- [Exercise task] Go through the entries below and write each one out exactly.

- [Information supplied]

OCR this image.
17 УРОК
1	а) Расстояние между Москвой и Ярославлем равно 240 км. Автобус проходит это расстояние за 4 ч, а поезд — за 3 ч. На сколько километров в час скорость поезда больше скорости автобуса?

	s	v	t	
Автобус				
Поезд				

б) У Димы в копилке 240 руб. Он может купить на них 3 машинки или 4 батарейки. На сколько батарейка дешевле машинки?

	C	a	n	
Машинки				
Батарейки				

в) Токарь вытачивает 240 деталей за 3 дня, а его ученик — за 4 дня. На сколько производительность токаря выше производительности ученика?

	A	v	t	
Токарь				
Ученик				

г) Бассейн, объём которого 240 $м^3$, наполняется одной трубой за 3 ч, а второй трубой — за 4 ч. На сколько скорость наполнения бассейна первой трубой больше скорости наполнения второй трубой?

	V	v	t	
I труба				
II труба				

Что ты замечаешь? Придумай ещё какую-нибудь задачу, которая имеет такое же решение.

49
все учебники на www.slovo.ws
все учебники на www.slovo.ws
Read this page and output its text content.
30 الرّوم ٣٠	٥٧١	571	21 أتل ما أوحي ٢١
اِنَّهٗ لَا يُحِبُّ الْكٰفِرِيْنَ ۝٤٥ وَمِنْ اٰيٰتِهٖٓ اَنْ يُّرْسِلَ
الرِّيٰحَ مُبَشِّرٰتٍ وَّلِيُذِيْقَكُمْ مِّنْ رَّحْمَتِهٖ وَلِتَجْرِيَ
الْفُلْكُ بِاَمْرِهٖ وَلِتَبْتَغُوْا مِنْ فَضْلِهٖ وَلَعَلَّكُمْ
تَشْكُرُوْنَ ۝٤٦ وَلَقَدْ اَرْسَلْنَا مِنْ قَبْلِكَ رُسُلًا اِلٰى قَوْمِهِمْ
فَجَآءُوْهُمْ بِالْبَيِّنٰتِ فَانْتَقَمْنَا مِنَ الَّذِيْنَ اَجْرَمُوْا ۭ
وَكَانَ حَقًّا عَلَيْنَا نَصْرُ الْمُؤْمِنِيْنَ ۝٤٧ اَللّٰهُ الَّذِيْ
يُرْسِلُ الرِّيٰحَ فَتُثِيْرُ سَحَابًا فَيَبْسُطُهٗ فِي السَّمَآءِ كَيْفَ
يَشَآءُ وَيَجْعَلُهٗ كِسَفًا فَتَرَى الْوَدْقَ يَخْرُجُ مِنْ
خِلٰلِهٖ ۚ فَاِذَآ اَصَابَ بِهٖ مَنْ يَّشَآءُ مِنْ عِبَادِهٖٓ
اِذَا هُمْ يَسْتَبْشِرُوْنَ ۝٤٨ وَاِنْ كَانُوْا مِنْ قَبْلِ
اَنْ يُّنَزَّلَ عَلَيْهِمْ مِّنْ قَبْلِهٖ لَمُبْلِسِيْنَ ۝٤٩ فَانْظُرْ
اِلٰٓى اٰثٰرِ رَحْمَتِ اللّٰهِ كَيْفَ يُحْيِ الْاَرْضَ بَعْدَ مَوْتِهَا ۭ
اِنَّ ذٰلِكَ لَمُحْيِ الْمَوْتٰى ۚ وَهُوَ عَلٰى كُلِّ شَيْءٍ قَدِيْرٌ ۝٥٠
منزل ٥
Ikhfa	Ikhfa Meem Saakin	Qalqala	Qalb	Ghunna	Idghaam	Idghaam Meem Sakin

- [Finished exercise]
OCR this image.
17 УРОК
1	а) Расстояние между Москвой и Ярославлем равно 240 км. Автобус проходит это расстояние за 4 ч, а поезд — за 3 ч. На сколько километров в час скорость поезда больше скорости автобуса?

	s	v	t	
Автобус				
Поезд				

б) У Димы в копилке 240 руб. Он может купить на них 3 машинки или 4 батарейки. На сколько батарейка дешевле машинки?

	C	a	n	
Машинки				
Батарейки				

в) Токарь вытачивает 240 деталей за 3 дня, а его ученик — за 4 дня. На сколько производительность токаря выше производительности ученика?

	A	v	t	
Токарь				
Ученик				

г) Бассейн, объём которого 240 $м^3$, наполняется одной трубой за 3 ч, а второй трубой — за 4 ч. На сколько скорость наполнения бассейна первой трубой больше скорости наполнения второй трубой?

	V	v	t	
I труба				
II труба				

Что ты замечаешь? Придумай ещё какую-нибудь задачу, которая имеет такое же решение.

49
все учебники на www.slovo.ws
все учебники на www.slovo.ws
Read this page and output its text content.
30 الرّوم ٣٠	٥٧١	571	21 أتل ما أوحي ٢١
اِنَّهٗ لَا يُحِبُّ الْكٰفِرِيْنَ ۝٤٥ وَمِنْ اٰيٰتِهٖٓ اَنْ يُّرْسِلَ
الرِّيٰحَ مُبَشِّرٰتٍ وَّلِيُذِيْقَكُمْ مِّنْ رَّحْمَتِهٖ وَلِتَجْرِيَ
الْفُلْكُ بِاَمْرِهٖ وَلِتَبْتَغُوْا مِنْ فَضْلِهٖ وَلَعَلَّكُمْ
تَشْكُرُوْنَ ۝٤٦ وَلَقَدْ اَرْسَلْنَا مِنْ قَبْلِكَ رُسُلًا اِلٰى قَوْمِهِمْ
فَجَآءُوْهُمْ بِالْبَيِّنٰتِ فَانْتَقَمْنَا مِنَ الَّذِيْنَ اَجْرَمُوْا ۭ
وَكَانَ حَقًّا عَلَيْنَا نَصْرُ الْمُؤْمِنِيْنَ ۝٤٧ اَللّٰهُ الَّذِيْ
يُرْسِلُ الرِّيٰحَ فَتُثِيْرُ سَحَابًا فَيَبْسُطُهٗ فِي السَّمَآءِ كَيْفَ
يَشَآءُ وَيَجْعَلُهٗ كِسَفًا فَتَرَى الْوَدْقَ يَخْرُجُ مِنْ
خِلٰلِهٖ ۚ فَاِذَآ اَصَابَ بِهٖ مَنْ يَّشَآءُ مِنْ عِبَادِهٖٓ
اِذَا هُمْ يَسْتَبْشِرُوْنَ ۝٤٨ وَاِنْ كَانُوْا مِنْ قَبْلِ
اَنْ يُّنَزَّلَ عَلَيْهِمْ مِّنْ قَبْلِهٖ لَمُبْلِسِيْنَ ۝٤٩ فَانْظُرْ
اِلٰٓى اٰثٰرِ رَحْمَتِ اللّٰهِ كَيْفَ يُحْيِ الْاَرْضَ بَعْدَ مَوْتِهَا ۭ
اِنَّ ذٰلِكَ لَمُحْيِ الْمَوْتٰى ۚ وَهُوَ عَلٰى كُلِّ شَيْءٍ قَدِيْرٌ ۝٥٠
منزل ٥
Ikhfa	Ikhfa Meem Saakin	Qalqala	Qalb	Ghunna	Idghaam	Idghaam Meem Sakin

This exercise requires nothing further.